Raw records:
※ ※ ※
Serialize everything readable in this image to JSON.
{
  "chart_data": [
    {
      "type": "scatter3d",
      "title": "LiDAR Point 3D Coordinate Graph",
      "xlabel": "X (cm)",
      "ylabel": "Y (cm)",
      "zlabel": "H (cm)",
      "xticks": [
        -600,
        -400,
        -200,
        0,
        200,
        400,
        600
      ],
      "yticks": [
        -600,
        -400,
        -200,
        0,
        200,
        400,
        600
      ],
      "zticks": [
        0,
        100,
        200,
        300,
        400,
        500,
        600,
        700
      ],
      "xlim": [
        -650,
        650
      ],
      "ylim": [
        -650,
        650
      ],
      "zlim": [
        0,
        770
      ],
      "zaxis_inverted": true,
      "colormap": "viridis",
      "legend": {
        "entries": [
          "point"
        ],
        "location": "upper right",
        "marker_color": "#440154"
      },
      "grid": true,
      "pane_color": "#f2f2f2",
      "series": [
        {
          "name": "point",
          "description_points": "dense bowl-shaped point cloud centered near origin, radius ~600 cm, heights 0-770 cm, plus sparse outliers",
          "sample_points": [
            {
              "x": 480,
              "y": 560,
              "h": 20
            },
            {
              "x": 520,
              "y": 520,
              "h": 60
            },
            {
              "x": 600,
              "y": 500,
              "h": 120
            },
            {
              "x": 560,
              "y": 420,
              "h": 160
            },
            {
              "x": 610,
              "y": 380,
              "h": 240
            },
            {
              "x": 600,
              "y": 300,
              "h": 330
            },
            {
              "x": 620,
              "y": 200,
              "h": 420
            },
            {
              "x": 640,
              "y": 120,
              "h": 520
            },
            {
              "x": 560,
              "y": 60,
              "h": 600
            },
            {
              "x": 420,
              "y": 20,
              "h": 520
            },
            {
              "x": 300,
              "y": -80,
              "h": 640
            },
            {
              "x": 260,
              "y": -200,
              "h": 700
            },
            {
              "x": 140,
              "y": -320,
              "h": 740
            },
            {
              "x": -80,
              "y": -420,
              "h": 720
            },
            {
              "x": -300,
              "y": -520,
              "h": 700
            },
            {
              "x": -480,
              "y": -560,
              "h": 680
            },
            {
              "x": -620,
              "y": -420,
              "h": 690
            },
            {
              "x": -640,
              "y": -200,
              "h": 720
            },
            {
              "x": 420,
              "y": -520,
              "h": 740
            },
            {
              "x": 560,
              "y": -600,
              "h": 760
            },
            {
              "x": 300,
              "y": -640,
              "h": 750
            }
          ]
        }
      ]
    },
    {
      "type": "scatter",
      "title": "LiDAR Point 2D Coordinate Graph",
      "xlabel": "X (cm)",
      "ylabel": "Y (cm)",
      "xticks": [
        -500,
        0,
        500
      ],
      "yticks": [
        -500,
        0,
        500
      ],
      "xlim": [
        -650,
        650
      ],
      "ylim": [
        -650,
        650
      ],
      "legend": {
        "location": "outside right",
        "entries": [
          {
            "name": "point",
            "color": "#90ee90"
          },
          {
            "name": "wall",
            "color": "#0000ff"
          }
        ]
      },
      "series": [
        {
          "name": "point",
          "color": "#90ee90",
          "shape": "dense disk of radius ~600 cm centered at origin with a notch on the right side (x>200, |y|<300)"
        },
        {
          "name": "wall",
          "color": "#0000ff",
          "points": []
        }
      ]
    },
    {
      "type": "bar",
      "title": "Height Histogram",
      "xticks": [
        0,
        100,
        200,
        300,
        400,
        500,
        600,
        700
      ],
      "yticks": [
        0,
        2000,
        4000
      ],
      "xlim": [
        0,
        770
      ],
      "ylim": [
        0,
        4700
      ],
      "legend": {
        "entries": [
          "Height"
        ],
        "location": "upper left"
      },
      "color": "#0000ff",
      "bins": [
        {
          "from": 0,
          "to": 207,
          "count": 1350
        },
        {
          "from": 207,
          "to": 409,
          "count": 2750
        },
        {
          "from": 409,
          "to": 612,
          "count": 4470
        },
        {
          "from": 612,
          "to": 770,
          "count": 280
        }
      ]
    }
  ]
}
※ ※ ※
= REQUEST =
Give the listing again, word for word.

= OUTPUT OF THE EXERCISE =
Serialize everything readable in this image to JSON.
{
  "chart_data": [
    {
      "type": "scatter3d",
      "title": "LiDAR Point 3D Coordinate Graph",
      "xlabel": "X (cm)",
      "ylabel": "Y (cm)",
      "zlabel": "H (cm)",
      "xticks": [
        -600,
        -400,
        -200,
        0,
        200,
        400,
        600
      ],
      "yticks": [
        -600,
        -400,
        -200,
        0,
        200,
        400,
        600
      ],
      "zticks": [
        0,
        100,
        200,
        300,
        400,
        500,
        600,
        700
      ],
      "xlim": [
        -650,
        650
      ],
      "ylim": [
        -650,
        650
      ],
      "zlim": [
        0,
        770
      ],
      "zaxis_inverted": true,
      "colormap": "viridis",
      "legend": {
        "entries": [
          "point"
        ],
        "location": "upper right",
        "marker_color": "#440154"
      },
      "grid": true,
      "pane_color": "#f2f2f2",
      "series": [
        {
          "name": "point",
          "description_points": "dense bowl-shaped point cloud centered near origin, radius ~600 cm, heights 0-770 cm, plus sparse outliers",
          "sample_points": [
            {
              "x": 480,
              "y": 560,
              "h": 20
            },
            {
              "x": 520,
              "y": 520,
              "h": 60
            },
            {
              "x": 600,
              "y": 500,
              "h": 120
            },
            {
              "x": 560,
              "y": 420,
              "h": 160
            },
            {
              "x": 610,
              "y": 380,
              "h": 240
            },
            {
              "x": 600,
              "y": 300,
              "h": 330
            },
            {
              "x": 620,
              "y": 200,
              "h": 420
            },
            {
              "x": 640,
              "y": 120,
              "h": 520
            },
            {
              "x": 560,
              "y": 60,
              "h": 600
            },
            {
              "x": 420,
              "y": 20,
              "h": 520
            },
            {
              "x": 300,
              "y": -80,
              "h": 640
            },
            {
              "x": 260,
              "y": -200,
              "h": 700
            },
            {
              "x": 140,
              "y": -320,
              "h": 740
            },
            {
              "x": -80,
              "y": -420,
              "h": 720
            },
            {
              "x": -300,
              "y": -520,
              "h": 700
            },
            {
              "x": -480,
              "y": -560,
              "h": 680
            },
            {
              "x": -620,
              "y": -420,
              "h": 690
            },
            {
              "x": -640,
              "y": -200,
              "h": 720
            },
            {
              "x": 420,
              "y": -520,
              "h": 740
            },
            {
              "x": 560,
              "y": -600,
              "h": 760
            },
            {
              "x": 300,
              "y": -640,
              "h": 750
            }
          ]
        }
      ]
    },
    {
      "type": "scatter",
      "title": "LiDAR Point 2D Coordinate Graph",
      "xlabel": "X (cm)",
      "ylabel": "Y (cm)",
      "xticks": [
        -500,
        0,
        500
      ],
      "yticks": [
        -500,
        0,
        500
      ],
      "xlim": [
        -650,
        650
      ],
      "ylim": [
        -650,
        650
      ],
      "legend": {
        "location": "outside right",
        "entries": [
          {
            "name": "point",
            "color": "#90ee90"
          },
          {
            "name": "wall",
            "color": "#0000ff"
          }
        ]
      },
      "series": [
        {
          "name": "point",
          "color": "#90ee90",
          "shape": "dense disk of radius ~600 cm centered at origin with a notch on the right side (x>200, |y|<300)"
        },
        {
          "name": "wall",
          "color": "#0000ff",
          "points": []
        }
      ]
    },
    {
      "type": "bar",
      "title": "Height Histogram",
      "xticks": [
        0,
        100,
        200,
        300,
        400,
        500,
        600,
        700
      ],
      "yticks": [
        0,
        2000,
        4000
      ],
      "xlim": [
        0,
        770
      ],
      "ylim": [
        0,
        4700
      ],
      "legend": {
        "entries": [
          "Height"
        ],
        "location": "upper left"
      },
      "color": "#0000ff",
      "bins": [
        {
          "from": 0,
          "to": 207,
          "count": 1350
        },
        {
          "from": 207,
          "to": 409,
          "count": 2750
        },
        {
          "from": 409,
          "to": 612,
          "count": 4470
        },
        {
          "from": 612,
          "to": 770,
          "count": 280
        }
      ]
    }
  ]
}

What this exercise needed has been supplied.